WORK REQUIRED
Reproduce the rows word for word, from the very first line through the line containing "province-select[interactable]: กรุงเทพมหานคร ▼", including both of those lines.

Stored items from a collection
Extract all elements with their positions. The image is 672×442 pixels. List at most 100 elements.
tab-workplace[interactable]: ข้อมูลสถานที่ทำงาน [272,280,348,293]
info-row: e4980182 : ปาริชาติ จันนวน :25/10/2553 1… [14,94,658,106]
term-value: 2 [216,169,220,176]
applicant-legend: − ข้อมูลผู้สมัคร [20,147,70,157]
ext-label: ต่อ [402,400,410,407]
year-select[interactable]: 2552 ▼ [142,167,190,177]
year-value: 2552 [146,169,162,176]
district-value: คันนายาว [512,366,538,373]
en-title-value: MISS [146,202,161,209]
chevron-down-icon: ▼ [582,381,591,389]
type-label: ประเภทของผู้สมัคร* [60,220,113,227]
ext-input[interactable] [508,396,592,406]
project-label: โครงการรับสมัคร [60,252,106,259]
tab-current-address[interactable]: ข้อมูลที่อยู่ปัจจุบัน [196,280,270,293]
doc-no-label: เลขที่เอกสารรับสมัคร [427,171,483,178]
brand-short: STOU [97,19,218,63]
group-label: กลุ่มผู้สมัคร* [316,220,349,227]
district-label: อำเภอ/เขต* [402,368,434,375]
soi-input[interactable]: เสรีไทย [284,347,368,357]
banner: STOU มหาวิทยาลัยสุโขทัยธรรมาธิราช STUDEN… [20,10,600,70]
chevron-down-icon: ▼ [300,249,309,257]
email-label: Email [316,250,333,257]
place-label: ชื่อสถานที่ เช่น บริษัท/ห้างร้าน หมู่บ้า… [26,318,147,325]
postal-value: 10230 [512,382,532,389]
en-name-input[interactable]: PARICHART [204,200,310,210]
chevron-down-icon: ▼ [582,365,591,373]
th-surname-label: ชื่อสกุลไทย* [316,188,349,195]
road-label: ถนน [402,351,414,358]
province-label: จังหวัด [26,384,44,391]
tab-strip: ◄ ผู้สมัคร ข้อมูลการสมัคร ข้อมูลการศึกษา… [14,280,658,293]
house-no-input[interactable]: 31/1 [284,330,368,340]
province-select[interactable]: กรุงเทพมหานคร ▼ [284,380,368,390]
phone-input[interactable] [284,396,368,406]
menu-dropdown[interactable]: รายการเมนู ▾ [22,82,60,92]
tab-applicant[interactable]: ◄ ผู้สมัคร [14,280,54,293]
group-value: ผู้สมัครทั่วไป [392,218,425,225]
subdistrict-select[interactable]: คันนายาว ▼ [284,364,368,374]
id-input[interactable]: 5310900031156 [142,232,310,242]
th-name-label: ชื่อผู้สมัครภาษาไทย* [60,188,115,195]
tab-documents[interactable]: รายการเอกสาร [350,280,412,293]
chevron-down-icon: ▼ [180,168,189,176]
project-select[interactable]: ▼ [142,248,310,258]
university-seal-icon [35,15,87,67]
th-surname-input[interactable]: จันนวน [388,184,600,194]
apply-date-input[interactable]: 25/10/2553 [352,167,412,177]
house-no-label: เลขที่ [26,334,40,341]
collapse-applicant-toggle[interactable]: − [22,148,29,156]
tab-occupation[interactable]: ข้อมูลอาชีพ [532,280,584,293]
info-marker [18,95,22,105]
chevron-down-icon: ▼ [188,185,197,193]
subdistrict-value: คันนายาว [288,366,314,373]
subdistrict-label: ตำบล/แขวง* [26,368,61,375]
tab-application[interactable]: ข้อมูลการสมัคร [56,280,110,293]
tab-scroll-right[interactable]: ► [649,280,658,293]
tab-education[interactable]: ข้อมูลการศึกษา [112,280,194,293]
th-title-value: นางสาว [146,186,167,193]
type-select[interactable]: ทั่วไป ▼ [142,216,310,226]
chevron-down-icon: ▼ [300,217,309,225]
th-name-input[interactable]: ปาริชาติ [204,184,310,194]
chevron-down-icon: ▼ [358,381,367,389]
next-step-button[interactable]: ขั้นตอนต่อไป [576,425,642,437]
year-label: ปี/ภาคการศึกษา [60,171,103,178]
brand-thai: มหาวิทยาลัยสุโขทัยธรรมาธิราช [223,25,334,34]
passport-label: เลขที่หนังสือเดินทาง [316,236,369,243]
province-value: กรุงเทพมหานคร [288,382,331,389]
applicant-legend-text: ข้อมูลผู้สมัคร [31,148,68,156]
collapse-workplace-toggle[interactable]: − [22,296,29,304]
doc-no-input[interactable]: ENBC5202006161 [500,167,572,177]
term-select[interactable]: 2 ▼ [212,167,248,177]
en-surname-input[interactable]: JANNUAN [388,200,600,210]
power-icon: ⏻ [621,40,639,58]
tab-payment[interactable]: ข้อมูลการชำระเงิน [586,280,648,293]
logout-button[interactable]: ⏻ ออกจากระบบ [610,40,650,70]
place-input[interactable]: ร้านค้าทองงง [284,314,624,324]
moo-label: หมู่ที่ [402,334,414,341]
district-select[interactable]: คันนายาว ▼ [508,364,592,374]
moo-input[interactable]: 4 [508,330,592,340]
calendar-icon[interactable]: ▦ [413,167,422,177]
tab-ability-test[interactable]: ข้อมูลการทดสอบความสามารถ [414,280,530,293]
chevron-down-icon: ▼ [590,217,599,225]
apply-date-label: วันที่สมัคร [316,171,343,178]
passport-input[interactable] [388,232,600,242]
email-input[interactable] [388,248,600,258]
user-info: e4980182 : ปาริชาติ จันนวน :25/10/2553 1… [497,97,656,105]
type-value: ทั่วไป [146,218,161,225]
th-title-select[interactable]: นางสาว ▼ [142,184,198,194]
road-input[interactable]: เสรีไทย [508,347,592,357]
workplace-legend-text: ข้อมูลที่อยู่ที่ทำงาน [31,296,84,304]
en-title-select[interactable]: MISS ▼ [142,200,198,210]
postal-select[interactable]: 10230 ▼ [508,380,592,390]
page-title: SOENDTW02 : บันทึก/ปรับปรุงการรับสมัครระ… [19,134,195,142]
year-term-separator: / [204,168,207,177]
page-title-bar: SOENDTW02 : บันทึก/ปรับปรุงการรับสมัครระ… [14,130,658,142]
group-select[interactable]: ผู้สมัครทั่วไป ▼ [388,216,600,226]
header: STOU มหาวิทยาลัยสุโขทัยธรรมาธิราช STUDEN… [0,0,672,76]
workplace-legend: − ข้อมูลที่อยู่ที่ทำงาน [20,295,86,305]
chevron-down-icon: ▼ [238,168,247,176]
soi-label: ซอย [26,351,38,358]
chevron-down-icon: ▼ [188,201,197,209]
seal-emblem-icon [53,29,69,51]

RESPONSE BELOW
Extract all elements with their positions. The image is 672×442 pixels. List at most 100 elements.
tab-workplace[interactable]: ข้อมูลสถานที่ทำงาน [272,280,348,293]
info-row: e4980182 : ปาริชาติ จันนวน :25/10/2553 1… [14,94,658,106]
term-value: 2 [216,169,220,176]
applicant-legend: − ข้อมูลผู้สมัคร [20,147,70,157]
ext-label: ต่อ [402,400,410,407]
year-select[interactable]: 2552 ▼ [142,167,190,177]
year-value: 2552 [146,169,162,176]
district-value: คันนายาว [512,366,538,373]
en-title-value: MISS [146,202,161,209]
chevron-down-icon: ▼ [582,381,591,389]
type-label: ประเภทของผู้สมัคร* [60,220,113,227]
ext-input[interactable] [508,396,592,406]
project-label: โครงการรับสมัคร [60,252,106,259]
tab-current-address[interactable]: ข้อมูลที่อยู่ปัจจุบัน [196,280,270,293]
doc-no-label: เลขที่เอกสารรับสมัคร [427,171,483,178]
brand-short: STOU [97,19,218,63]
group-label: กลุ่มผู้สมัคร* [316,220,349,227]
district-label: อำเภอ/เขต* [402,368,434,375]
soi-input[interactable]: เสรีไทย [284,347,368,357]
banner: STOU มหาวิทยาลัยสุโขทัยธรรมาธิราช STUDEN… [20,10,600,70]
chevron-down-icon: ▼ [300,249,309,257]
email-label: Email [316,250,333,257]
place-label: ชื่อสถานที่ เช่น บริษัท/ห้างร้าน หมู่บ้า… [26,318,147,325]
postal-value: 10230 [512,382,532,389]
en-name-input[interactable]: PARICHART [204,200,310,210]
chevron-down-icon: ▼ [582,365,591,373]
th-surname-label: ชื่อสกุลไทย* [316,188,349,195]
road-label: ถนน [402,351,414,358]
province-label: จังหวัด [26,384,44,391]
tab-strip: ◄ ผู้สมัคร ข้อมูลการสมัคร ข้อมูลการศึกษา… [14,280,658,293]
house-no-input[interactable]: 31/1 [284,330,368,340]
province-select[interactable]: กรุงเทพมหานคร ▼ [284,380,368,390]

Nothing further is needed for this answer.